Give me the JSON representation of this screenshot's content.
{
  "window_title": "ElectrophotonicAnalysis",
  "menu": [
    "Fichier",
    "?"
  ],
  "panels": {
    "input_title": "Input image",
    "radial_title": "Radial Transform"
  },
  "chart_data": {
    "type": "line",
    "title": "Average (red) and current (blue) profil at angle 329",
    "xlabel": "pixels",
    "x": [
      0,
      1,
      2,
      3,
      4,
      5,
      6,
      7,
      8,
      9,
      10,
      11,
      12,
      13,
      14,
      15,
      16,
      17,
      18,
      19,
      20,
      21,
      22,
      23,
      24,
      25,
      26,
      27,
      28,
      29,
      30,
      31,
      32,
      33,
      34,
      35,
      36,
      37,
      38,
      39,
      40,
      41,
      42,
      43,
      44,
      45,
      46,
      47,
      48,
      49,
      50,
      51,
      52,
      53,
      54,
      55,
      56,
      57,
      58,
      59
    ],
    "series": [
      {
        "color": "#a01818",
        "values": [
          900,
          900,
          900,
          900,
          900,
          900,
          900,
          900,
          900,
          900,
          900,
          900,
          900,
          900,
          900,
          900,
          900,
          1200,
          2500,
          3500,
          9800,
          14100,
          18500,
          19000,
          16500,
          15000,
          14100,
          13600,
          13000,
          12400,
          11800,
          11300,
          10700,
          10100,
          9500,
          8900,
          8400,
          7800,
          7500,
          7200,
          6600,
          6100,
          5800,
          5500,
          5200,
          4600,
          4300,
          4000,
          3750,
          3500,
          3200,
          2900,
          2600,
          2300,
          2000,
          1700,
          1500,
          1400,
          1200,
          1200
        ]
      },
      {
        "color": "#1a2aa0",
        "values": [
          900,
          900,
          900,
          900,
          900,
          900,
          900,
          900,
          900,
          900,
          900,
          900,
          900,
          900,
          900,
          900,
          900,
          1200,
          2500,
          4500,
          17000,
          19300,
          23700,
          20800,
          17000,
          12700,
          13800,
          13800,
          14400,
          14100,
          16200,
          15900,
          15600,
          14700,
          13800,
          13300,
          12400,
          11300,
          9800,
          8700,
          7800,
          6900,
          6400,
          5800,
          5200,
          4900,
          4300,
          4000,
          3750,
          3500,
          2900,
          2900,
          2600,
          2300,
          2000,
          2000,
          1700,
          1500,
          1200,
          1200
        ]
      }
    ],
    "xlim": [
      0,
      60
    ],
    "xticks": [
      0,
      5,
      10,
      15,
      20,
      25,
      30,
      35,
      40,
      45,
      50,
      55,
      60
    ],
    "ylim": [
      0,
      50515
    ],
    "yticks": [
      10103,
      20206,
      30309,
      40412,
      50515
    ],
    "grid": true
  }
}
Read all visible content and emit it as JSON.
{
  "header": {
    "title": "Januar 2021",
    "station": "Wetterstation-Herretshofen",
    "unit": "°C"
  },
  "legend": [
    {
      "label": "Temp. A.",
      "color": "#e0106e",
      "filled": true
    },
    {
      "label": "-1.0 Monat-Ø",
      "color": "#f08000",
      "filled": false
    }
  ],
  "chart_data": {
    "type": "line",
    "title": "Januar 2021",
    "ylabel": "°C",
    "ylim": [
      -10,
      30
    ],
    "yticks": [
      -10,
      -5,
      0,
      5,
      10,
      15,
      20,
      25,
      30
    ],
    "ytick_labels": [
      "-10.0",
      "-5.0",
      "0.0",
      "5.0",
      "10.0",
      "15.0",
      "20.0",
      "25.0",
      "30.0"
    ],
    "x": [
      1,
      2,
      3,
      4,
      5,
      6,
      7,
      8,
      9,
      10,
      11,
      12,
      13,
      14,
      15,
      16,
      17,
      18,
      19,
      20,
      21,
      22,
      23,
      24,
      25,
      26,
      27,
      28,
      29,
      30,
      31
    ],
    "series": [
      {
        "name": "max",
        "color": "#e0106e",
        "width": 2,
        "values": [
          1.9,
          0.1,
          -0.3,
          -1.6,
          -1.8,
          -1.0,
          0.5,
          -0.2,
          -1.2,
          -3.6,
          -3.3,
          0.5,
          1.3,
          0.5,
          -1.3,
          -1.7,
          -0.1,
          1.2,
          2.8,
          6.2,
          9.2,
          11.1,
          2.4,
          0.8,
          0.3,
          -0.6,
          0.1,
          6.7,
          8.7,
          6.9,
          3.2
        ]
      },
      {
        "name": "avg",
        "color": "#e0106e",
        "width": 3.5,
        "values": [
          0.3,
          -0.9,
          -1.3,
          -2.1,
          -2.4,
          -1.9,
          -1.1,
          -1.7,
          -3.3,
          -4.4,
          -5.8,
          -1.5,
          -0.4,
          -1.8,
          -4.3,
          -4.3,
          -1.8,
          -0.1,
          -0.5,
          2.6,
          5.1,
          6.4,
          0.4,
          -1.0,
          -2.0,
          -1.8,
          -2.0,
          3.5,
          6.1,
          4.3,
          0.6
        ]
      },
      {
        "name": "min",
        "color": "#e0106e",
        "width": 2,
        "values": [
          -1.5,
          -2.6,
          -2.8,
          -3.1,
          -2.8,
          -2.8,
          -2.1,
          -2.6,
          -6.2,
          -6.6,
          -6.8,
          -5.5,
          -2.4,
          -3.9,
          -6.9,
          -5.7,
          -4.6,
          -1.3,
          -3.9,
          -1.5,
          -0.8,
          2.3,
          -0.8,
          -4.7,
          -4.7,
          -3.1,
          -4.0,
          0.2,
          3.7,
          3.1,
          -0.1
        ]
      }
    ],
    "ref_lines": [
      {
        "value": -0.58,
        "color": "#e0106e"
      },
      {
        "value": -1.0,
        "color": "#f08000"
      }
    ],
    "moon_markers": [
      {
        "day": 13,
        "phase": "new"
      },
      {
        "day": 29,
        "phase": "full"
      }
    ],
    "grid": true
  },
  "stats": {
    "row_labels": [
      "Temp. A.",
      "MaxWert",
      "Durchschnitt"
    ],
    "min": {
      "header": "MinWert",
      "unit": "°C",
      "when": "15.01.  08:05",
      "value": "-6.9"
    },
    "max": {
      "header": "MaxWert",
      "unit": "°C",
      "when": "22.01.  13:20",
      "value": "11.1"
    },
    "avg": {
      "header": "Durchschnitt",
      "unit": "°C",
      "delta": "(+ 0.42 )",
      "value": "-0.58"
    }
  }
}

★ ★ ★

_What to produce_
Tally up the lines of the listing containing the word "Durchschnitt". Give only the total.

_Worked solution_
2